» Geciteerde passage:
════
Het beroep van eisers op buitengerechtelijke ontbinding slaagt niet: er is geen sprake van een fatale oplevertermijn en de door eisers aangevoerde communicatie kwalificeert niet als ingebrekestelling. Partijen zijn daarom nog steeds aan de overeenkomst gebonden en zullen moeten overleggen over de uitvoering van fase 2 of beëindiging met wederzijds goedvinden. De voorzieningenrechter veroordeelt DTT om binnen 48 uur na betekening van het vonnis de broncode van de app, inclusief alle beschikbare documentatie, in leesbare en bruikbare vorm aan eisers af te geven, zonder dat een betalingsvoorwaarde op dit moment van toepassing is. De vordering tot oplegging van een dwangsom wordt afgewezen. De proceskosten worden gecompenseerd, zodat iedere partij de eigen kosten draagt.

4.6 Dit betekent dat DTT voor 31 december 2025 aanvang dient te nemen met de werkzaamheden van fase 2 en dat [eiser] daarvoor uiterlijk op die datum dient te betalen. Deze vordering is nog niet opeisbaar. Nu [eiser] onweersproken heeft gesteld dat zij voor de werkzaamheden van fase 1 volledig heeft betaald, en uit de Ontwikkelovereenkomst volgt dat de verschuldigde betaling voor fase 2 niet opeisbaar is voor 31 december 2025, is de slotsom dat op dit moment artikel 6.9 AV niet in de weg staat aan de plicht om de broncode op verzoek met [eiser] te delen op grond van artikel 4.1 AV.
════
» Opgeslagen items:
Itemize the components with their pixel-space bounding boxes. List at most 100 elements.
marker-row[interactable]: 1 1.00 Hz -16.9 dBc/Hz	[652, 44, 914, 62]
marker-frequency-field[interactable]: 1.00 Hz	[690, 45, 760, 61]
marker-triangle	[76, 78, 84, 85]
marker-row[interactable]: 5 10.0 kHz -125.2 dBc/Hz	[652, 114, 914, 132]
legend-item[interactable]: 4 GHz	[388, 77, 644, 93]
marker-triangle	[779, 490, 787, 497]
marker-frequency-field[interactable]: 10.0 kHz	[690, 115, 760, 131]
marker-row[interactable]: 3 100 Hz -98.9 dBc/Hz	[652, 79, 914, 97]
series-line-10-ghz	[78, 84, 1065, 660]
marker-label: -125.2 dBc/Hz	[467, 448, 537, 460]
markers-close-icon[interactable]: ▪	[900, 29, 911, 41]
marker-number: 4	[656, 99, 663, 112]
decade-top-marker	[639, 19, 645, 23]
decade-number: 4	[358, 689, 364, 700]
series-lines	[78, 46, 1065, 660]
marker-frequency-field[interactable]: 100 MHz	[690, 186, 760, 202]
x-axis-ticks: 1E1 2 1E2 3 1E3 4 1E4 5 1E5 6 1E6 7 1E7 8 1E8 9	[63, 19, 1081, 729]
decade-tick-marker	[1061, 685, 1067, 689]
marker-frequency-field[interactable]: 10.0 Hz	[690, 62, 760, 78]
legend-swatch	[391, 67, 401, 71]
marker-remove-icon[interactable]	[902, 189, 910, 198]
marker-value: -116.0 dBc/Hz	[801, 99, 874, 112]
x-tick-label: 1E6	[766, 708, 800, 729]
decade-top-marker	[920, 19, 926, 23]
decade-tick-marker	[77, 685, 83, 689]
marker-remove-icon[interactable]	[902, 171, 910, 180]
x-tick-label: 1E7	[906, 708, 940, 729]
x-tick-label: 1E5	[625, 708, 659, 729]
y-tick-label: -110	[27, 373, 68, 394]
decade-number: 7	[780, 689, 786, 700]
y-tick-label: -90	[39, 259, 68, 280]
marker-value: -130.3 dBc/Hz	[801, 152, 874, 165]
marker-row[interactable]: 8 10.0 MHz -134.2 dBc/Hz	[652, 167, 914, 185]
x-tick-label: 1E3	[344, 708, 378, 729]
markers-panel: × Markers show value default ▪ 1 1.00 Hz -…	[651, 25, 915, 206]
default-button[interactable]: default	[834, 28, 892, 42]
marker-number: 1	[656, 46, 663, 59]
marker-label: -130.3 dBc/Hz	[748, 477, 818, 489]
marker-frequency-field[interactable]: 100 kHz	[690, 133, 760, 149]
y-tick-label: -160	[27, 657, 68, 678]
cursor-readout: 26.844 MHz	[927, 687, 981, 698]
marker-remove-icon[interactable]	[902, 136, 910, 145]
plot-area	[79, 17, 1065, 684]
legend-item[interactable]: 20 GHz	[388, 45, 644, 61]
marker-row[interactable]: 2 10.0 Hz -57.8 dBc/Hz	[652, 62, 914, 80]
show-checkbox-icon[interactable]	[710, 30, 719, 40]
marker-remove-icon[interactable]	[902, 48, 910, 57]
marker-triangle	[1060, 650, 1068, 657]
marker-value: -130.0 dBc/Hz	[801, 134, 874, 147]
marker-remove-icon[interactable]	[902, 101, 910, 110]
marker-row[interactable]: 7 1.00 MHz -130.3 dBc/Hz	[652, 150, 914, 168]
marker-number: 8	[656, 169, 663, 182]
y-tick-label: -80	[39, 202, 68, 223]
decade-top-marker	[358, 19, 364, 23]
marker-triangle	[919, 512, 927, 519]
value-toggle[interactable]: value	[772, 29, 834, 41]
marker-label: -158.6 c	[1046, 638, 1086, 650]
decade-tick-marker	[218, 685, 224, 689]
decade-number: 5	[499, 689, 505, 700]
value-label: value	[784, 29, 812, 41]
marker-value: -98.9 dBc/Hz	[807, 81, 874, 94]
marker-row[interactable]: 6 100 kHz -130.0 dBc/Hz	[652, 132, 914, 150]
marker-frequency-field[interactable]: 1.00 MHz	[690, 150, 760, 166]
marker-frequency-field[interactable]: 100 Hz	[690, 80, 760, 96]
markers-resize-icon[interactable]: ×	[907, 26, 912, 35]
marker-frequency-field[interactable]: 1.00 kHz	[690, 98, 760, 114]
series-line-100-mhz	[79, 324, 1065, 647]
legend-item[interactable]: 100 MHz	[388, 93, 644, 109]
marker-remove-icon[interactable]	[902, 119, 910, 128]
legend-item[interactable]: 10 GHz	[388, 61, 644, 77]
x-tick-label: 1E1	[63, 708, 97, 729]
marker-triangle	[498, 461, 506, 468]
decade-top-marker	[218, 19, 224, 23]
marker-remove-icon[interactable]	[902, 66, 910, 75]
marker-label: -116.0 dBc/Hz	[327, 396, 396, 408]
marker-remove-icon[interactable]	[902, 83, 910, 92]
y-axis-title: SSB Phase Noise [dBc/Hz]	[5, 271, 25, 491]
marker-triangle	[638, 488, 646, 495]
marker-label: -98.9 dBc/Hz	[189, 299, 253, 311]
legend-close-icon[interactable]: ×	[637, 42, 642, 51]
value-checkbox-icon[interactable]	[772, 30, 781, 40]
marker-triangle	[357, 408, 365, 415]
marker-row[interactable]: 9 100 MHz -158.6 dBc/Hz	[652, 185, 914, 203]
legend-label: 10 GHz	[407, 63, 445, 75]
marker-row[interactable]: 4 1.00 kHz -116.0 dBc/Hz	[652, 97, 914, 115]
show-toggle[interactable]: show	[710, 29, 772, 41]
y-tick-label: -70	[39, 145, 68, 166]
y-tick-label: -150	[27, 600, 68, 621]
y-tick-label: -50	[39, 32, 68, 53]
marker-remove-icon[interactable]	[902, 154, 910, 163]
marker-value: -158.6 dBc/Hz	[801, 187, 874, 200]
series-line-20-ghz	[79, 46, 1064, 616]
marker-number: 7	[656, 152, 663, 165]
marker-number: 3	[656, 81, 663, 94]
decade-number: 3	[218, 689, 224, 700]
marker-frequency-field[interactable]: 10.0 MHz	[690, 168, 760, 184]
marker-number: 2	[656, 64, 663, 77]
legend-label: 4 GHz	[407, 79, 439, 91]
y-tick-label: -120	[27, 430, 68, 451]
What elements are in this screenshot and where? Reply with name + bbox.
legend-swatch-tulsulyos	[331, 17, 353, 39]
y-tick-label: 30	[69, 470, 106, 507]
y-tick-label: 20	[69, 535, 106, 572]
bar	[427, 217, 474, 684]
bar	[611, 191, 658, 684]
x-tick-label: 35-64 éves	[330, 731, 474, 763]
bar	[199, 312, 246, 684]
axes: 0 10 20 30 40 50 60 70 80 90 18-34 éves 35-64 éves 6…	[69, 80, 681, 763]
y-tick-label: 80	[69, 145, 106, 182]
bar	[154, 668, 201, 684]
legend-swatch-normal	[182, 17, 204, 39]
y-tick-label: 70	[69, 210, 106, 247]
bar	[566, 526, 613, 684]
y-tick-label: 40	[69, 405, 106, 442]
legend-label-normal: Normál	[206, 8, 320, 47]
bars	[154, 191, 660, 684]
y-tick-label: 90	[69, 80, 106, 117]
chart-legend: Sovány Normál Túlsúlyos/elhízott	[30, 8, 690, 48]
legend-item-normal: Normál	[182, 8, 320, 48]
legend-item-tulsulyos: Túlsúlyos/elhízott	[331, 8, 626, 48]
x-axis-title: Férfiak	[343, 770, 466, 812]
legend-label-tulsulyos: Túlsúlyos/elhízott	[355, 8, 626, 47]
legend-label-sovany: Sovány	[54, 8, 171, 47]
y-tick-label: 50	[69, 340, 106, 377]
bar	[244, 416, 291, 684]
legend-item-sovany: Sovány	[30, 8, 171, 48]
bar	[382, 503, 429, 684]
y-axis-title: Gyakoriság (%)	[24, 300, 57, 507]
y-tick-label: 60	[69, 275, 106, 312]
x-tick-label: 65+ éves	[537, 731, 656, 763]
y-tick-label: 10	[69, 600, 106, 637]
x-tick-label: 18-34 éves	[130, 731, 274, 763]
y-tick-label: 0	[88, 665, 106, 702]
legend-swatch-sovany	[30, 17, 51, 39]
════
» Details opdracht: Noem elk punt dat eisers volgens de eerste alinea van de uitspraak aanvoeren of vorderen, en vermeld per punt of het slaagt.

» Antwoord opdracht:
- Het beroep op buitengerechtelijke ontbinding slaagt niet.
- De afgifte van de broncode van de app, inclusief alle beschikbare documentatie, slaagt. DTT wordt veroordeeld die binnen 48 uur na betekening van het vonnis af te geven.
- De vordering tot oplegging van een dwangsom slaagt niet en wordt afgewezen.